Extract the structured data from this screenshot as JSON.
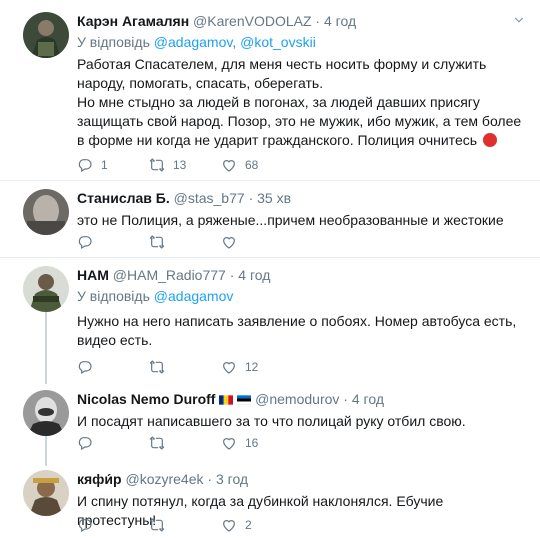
{
  "tweets": [
    {
      "name": "Карэн Агамалян",
      "handle": "@KarenVODOLAZ",
      "time": "4 год",
      "reply_prefix": "У відповідь",
      "reply_to": [
        "@adagamov",
        "@kot_ovskii"
      ],
      "text": [
        "Работая Спасателем, для меня честь носить форму и служить народу, помогать, спасать, оберегать.",
        "Но мне стыдно за людей в погонах, за людей давших присягу защищать свой народ. Позор, это не мужик, ибо мужик, а тем более в форме ни когда не ударит гражданского. Полиция очнитесь"
      ],
      "replies": "1",
      "retweets": "13",
      "likes": "68"
    },
    {
      "name": "Станислав Б.",
      "handle": "@stas_b77",
      "time": "35 хв",
      "text": [
        "это не Полиция, а ряженые...причем необразованные и жестокие"
      ],
      "replies": "",
      "retweets": "",
      "likes": ""
    },
    {
      "name": "НАМ",
      "handle": "@HAM_Radio777",
      "time": "4 год",
      "reply_prefix": "У відповідь",
      "reply_to": [
        "@adagamov"
      ],
      "text": [
        "Нужно на него написать заявление о побоях. Номер автобуса есть, видео есть."
      ],
      "replies": "",
      "retweets": "",
      "likes": "12"
    },
    {
      "name": "Nicolas Nemo Duroff",
      "handle": "@nemodurov",
      "time": "4 год",
      "text": [
        "И посадят написавшего за то что полицай руку отбил свою."
      ],
      "replies": "",
      "retweets": "",
      "likes": "16"
    },
    {
      "name": "кяфи́р",
      "handle": "@kozyre4ek",
      "time": "3 год",
      "text": [
        "И спину потянул, когда за дубинкой наклонялся. Ебучие протестуны!"
      ],
      "replies": "",
      "retweets": "",
      "likes": "2"
    }
  ],
  "colors": {
    "link": "#1da1f2",
    "muted": "#657786",
    "text": "#14171a",
    "border": "#e6ecf0"
  },
  "icons": {
    "reply": "reply-icon",
    "retweet": "retweet-icon",
    "like": "heart-icon",
    "more": "chevron-down-icon"
  }
}
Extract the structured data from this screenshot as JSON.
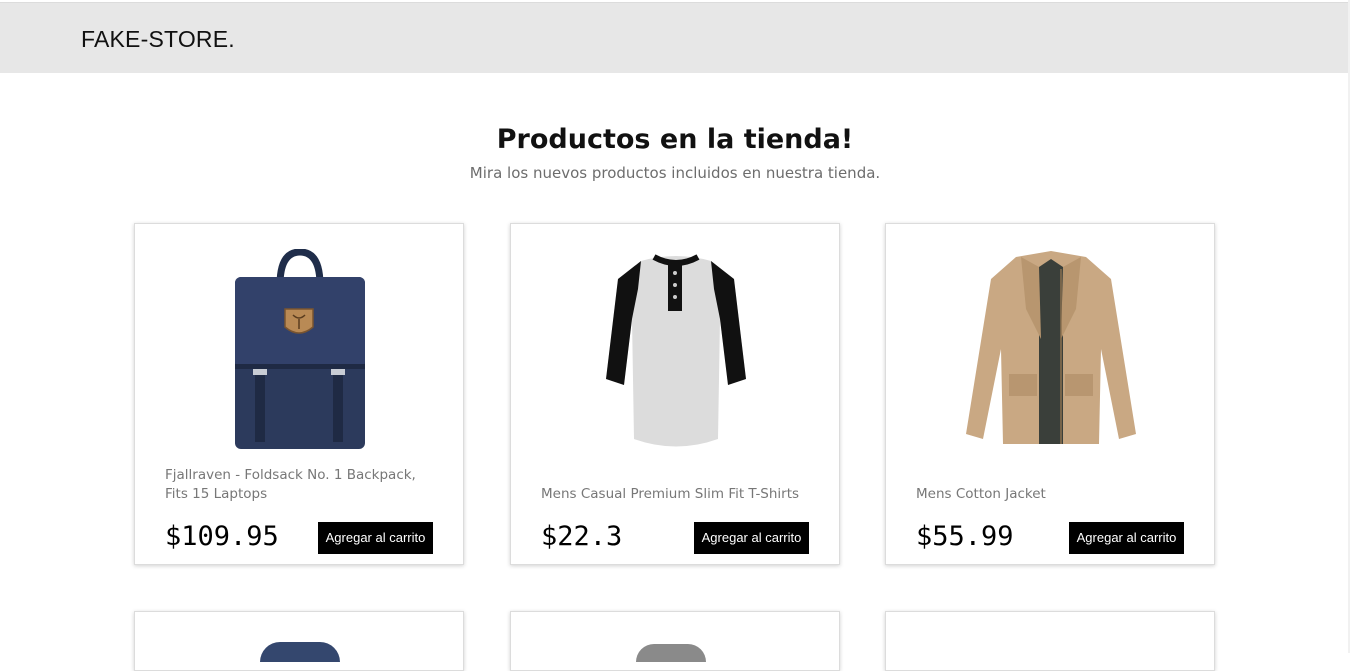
{
  "header": {
    "brand": "FAKE-STORE."
  },
  "hero": {
    "title": "Productos en la tienda!",
    "subtitle": "Mira los nuevos productos incluidos en nuestra tienda."
  },
  "products": [
    {
      "name": "Fjallraven - Foldsack No. 1 Backpack, Fits 15 Laptops",
      "price": "$109.95",
      "button": "Agregar al carrito",
      "image": "backpack-image"
    },
    {
      "name": "Mens Casual Premium Slim Fit T-Shirts",
      "price": "$22.3",
      "button": "Agregar al carrito",
      "image": "tshirt-image"
    },
    {
      "name": "Mens Cotton Jacket",
      "price": "$55.99",
      "button": "Agregar al carrito",
      "image": "jacket-image"
    }
  ],
  "colors": {
    "header_bg": "#e7e7e7",
    "button_bg": "#000000",
    "subtitle": "#6d6d6d",
    "product_name": "#777777"
  }
}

• **EXERCISE PROMPT**: Print out the material word for word, omitting the pictures.

• **SOLUTION**:
Extract the structured data from this screenshot as JSON.
{
  "tweets": [
    {
      "name": "Карэн Агамалян",
      "handle": "@KarenVODOLAZ",
      "time": "4 год",
      "reply_prefix": "У відповідь",
      "reply_to": [
        "@adagamov",
        "@kot_ovskii"
      ],
      "text": [
        "Работая Спасателем, для меня честь носить форму и служить народу, помогать, спасать, оберегать.",
        "Но мне стыдно за людей в погонах, за людей давших присягу защищать свой народ. Позор, это не мужик, ибо мужик, а тем более в форме ни когда не ударит гражданского. Полиция очнитесь"
      ],
      "replies": "1",
      "retweets": "13",
      "likes": "68"
    },
    {
      "name": "Станислав Б.",
      "handle": "@stas_b77",
      "time": "35 хв",
      "text": [
        "это не Полиция, а ряженые...причем необразованные и жестокие"
      ],
      "replies": "",
      "retweets": "",
      "likes": ""
    },
    {
      "name": "НАМ",
      "handle": "@HAM_Radio777",
      "time": "4 год",
      "reply_prefix": "У відповідь",
      "reply_to": [
        "@adagamov"
      ],
      "text": [
        "Нужно на него написать заявление о побоях. Номер автобуса есть, видео есть."
      ],
      "replies": "",
      "retweets": "",
      "likes": "12"
    },
    {
      "name": "Nicolas Nemo Duroff",
      "handle": "@nemodurov",
      "time": "4 год",
      "text": [
        "И посадят написавшего за то что полицай руку отбил свою."
      ],
      "replies": "",
      "retweets": "",
      "likes": "16"
    },
    {
      "name": "кяфи́р",
      "handle": "@kozyre4ek",
      "time": "3 год",
      "text": [
        "И спину потянул, когда за дубинкой наклонялся. Ебучие протестуны!"
      ],
      "replies": "",
      "retweets": "",
      "likes": "2"
    }
  ],
  "colors": {
    "link": "#1da1f2",
    "muted": "#657786",
    "text": "#14171a",
    "border": "#e6ecf0"
  },
  "icons": {
    "reply": "reply-icon",
    "retweet": "retweet-icon",
    "like": "heart-icon",
    "more": "chevron-down-icon"
  }
}
Extract the structured data from this screenshot as JSON.
{
  "header": {
    "brand": "FAKE-STORE."
  },
  "hero": {
    "title": "Productos en la tienda!",
    "subtitle": "Mira los nuevos productos incluidos en nuestra tienda."
  },
  "products": [
    {
      "name": "Fjallraven - Foldsack No. 1 Backpack, Fits 15 Laptops",
      "price": "$109.95",
      "button": "Agregar al carrito",
      "image": "backpack-image"
    },
    {
      "name": "Mens Casual Premium Slim Fit T-Shirts",
      "price": "$22.3",
      "button": "Agregar al carrito",
      "image": "tshirt-image"
    },
    {
      "name": "Mens Cotton Jacket",
      "price": "$55.99",
      "button": "Agregar al carrito",
      "image": "jacket-image"
    }
  ],
  "colors": {
    "header_bg": "#e7e7e7",
    "button_bg": "#000000",
    "subtitle": "#6d6d6d",
    "product_name": "#777777"
  }
}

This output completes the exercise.